[Data entries]

|---|

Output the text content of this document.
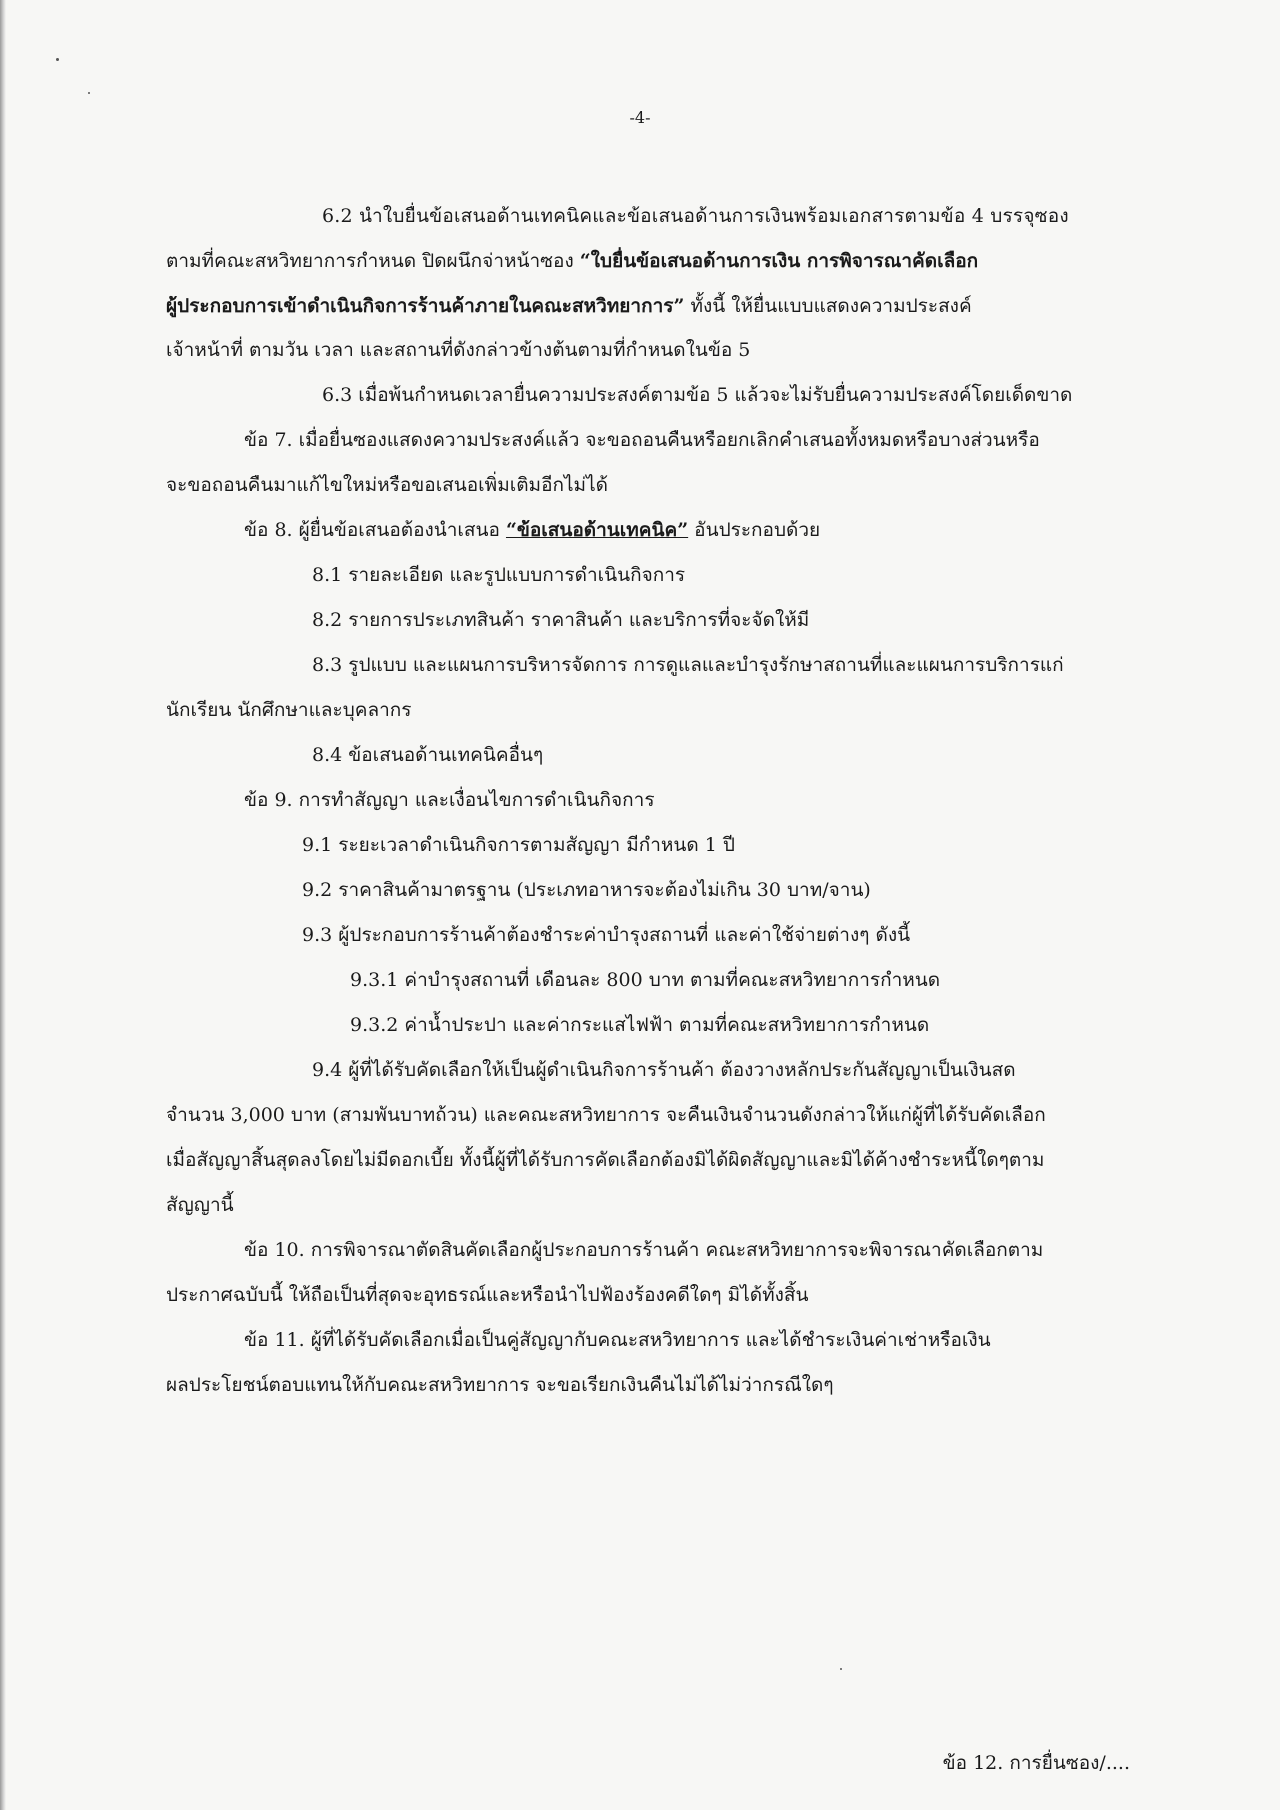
-4-
6.2 นำใบยื่นข้อเสนอด้านเทคนิคและข้อเสนอด้านการเงินพร้อมเอกสารตามข้อ 4 บรรจุซอง
ตามที่คณะสหวิทยาการกำหนด ปิดผนึกจ่าหน้าซอง “ใบยื่นข้อเสนอด้านการเงิน การพิจารณาคัดเลือก
ผู้ประกอบการเข้าดำเนินกิจการร้านค้าภายในคณะสหวิทยาการ” ทั้งนี้ ให้ยื่นแบบแสดงความประสงค์
เจ้าหน้าที่ ตามวัน เวลา และสถานที่ดังกล่าวข้างต้นตามที่กำหนดในข้อ 5
6.3 เมื่อพ้นกำหนดเวลายื่นความประสงค์ตามข้อ 5 แล้วจะไม่รับยื่นความประสงค์โดยเด็ดขาด
ข้อ 7. เมื่อยื่นซองแสดงความประสงค์แล้ว จะขอถอนคืนหรือยกเลิกคำเสนอทั้งหมดหรือบางส่วนหรือ
จะขอถอนคืนมาแก้ไขใหม่หรือขอเสนอเพิ่มเติมอีกไม่ได้
ข้อ 8. ผู้ยื่นข้อเสนอต้องนำเสนอ “ข้อเสนอด้านเทคนิค” อันประกอบด้วย
8.1 รายละเอียด และรูปแบบการดำเนินกิจการ
8.2 รายการประเภทสินค้า ราคาสินค้า และบริการที่จะจัดให้มี
8.3 รูปแบบ และแผนการบริหารจัดการ การดูแลและบำรุงรักษาสถานที่และแผนการบริการแก่
นักเรียน นักศึกษาและบุคลากร
8.4 ข้อเสนอด้านเทคนิคอื่นๆ
ข้อ 9. การทำสัญญา และเงื่อนไขการดำเนินกิจการ
9.1 ระยะเวลาดำเนินกิจการตามสัญญา มีกำหนด 1 ปี
9.2 ราคาสินค้ามาตรฐาน (ประเภทอาหารจะต้องไม่เกิน 30 บาท/จาน)
9.3 ผู้ประกอบการร้านค้าต้องชำระค่าบำรุงสถานที่ และค่าใช้จ่ายต่างๆ ดังนี้
9.3.1 ค่าบำรุงสถานที่ เดือนละ 800 บาท ตามที่คณะสหวิทยาการกำหนด
9.3.2 ค่าน้ำประปา และค่ากระแสไฟฟ้า ตามที่คณะสหวิทยาการกำหนด
9.4 ผู้ที่ได้รับคัดเลือกให้เป็นผู้ดำเนินกิจการร้านค้า ต้องวางหลักประกันสัญญาเป็นเงินสด
จำนวน 3,000 บาท (สามพันบาทถ้วน) และคณะสหวิทยาการ จะคืนเงินจำนวนดังกล่าวให้แก่ผู้ที่ได้รับคัดเลือก
เมื่อสัญญาสิ้นสุดลงโดยไม่มีดอกเบี้ย ทั้งนี้ผู้ที่ได้รับการคัดเลือกต้องมิได้ผิดสัญญาและมิได้ค้างชำระหนี้ใดๆตาม
สัญญานี้
ข้อ 10. การพิจารณาตัดสินคัดเลือกผู้ประกอบการร้านค้า คณะสหวิทยาการจะพิจารณาคัดเลือกตาม
ประกาศฉบับนี้ ให้ถือเป็นที่สุดจะอุทธรณ์และหรือนำไปฟ้องร้องคดีใดๆ มิได้ทั้งสิ้น
ข้อ 11. ผู้ที่ได้รับคัดเลือกเมื่อเป็นคู่สัญญากับคณะสหวิทยาการ และได้ชำระเงินค่าเช่าหรือเงิน
ผลประโยชน์ตอบแทนให้กับคณะสหวิทยาการ จะขอเรียกเงินคืนไม่ได้ไม่ว่ากรณีใดๆ
ข้อ 12. การยื่นซอง/....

|---|

• _What to work on_: Copy each line of the entries that includes the word "านเทคน".

• _Result of the task_:
6.2 นำใบยื่นข้อเสนอด้านเทคนิคและข้อเสนอด้านการเงินพร้อมเอกสารตามข้อ 4 บรรจุซอง
ข้อ 8. ผู้ยื่นข้อเสนอต้องนำเสนอ “ข้อเสนอด้านเทคนิค” อันประกอบด้วย
8.4 ข้อเสนอด้านเทคนิคอื่นๆ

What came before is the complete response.